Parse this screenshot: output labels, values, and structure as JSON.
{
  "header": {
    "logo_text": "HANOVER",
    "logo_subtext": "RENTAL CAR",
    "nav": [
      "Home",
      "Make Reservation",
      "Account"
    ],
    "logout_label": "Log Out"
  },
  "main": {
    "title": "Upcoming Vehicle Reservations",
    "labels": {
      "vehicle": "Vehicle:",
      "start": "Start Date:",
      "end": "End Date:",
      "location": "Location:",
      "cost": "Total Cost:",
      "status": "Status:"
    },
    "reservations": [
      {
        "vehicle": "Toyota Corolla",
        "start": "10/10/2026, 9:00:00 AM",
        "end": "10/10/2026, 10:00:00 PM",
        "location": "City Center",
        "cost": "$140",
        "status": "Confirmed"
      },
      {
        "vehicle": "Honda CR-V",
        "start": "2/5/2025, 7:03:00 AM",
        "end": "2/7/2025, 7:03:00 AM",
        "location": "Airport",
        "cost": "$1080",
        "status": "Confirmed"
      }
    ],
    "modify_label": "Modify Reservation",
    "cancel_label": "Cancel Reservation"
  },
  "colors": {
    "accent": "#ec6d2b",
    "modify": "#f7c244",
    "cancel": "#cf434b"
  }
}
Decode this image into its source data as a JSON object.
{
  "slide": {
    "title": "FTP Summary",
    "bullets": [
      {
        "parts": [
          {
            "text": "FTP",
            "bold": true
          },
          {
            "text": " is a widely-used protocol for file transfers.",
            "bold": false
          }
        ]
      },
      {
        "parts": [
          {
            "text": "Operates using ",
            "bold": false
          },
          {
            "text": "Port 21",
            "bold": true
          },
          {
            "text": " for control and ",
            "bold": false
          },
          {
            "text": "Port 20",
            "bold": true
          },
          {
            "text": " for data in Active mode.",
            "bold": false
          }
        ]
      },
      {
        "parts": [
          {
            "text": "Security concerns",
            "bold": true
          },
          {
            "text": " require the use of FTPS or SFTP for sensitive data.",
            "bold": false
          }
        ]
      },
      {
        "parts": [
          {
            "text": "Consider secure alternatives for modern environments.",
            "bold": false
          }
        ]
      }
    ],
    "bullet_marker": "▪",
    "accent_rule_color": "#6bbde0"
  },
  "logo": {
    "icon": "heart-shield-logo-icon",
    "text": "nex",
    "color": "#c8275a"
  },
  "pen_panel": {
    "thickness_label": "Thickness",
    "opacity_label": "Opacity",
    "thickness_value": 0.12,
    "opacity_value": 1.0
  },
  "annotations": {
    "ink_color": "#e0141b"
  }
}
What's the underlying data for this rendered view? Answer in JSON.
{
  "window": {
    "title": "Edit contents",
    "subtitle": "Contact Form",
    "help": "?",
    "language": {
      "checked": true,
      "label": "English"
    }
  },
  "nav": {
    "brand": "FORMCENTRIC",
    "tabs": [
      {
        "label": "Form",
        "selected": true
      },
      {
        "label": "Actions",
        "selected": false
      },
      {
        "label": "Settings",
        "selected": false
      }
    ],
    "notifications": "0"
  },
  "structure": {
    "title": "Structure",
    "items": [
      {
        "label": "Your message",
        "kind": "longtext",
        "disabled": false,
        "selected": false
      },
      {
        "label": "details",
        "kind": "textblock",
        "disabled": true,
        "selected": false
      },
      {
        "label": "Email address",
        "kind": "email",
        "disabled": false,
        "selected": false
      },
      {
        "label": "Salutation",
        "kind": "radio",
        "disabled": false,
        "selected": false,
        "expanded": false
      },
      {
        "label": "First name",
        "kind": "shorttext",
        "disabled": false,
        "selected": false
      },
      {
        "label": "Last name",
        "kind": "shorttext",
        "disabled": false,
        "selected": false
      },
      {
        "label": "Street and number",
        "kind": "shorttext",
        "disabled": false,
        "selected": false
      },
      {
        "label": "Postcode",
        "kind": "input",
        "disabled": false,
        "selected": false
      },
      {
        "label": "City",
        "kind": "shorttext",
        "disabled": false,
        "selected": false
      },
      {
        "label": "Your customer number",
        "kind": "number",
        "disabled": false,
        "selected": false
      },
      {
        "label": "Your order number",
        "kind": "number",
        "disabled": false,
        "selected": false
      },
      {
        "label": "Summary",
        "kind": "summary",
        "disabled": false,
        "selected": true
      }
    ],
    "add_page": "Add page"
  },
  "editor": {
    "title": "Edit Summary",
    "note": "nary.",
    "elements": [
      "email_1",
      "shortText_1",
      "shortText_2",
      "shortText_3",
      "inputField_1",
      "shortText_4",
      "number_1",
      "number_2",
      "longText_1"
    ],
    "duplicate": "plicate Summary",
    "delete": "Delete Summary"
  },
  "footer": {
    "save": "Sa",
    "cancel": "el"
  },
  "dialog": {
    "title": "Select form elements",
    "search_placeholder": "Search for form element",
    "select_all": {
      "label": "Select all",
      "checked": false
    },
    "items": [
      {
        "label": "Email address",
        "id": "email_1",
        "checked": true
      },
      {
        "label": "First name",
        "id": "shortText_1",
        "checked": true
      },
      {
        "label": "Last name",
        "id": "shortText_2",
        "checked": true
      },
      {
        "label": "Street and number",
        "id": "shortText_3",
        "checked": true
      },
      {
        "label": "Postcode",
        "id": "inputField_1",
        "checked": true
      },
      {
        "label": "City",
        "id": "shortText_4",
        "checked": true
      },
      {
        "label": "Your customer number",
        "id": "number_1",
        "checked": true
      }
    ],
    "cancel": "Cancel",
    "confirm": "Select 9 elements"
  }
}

What you need to do
Determine the number of lines in the data that contain "location" as a word or string, and state only that number.

Solution
3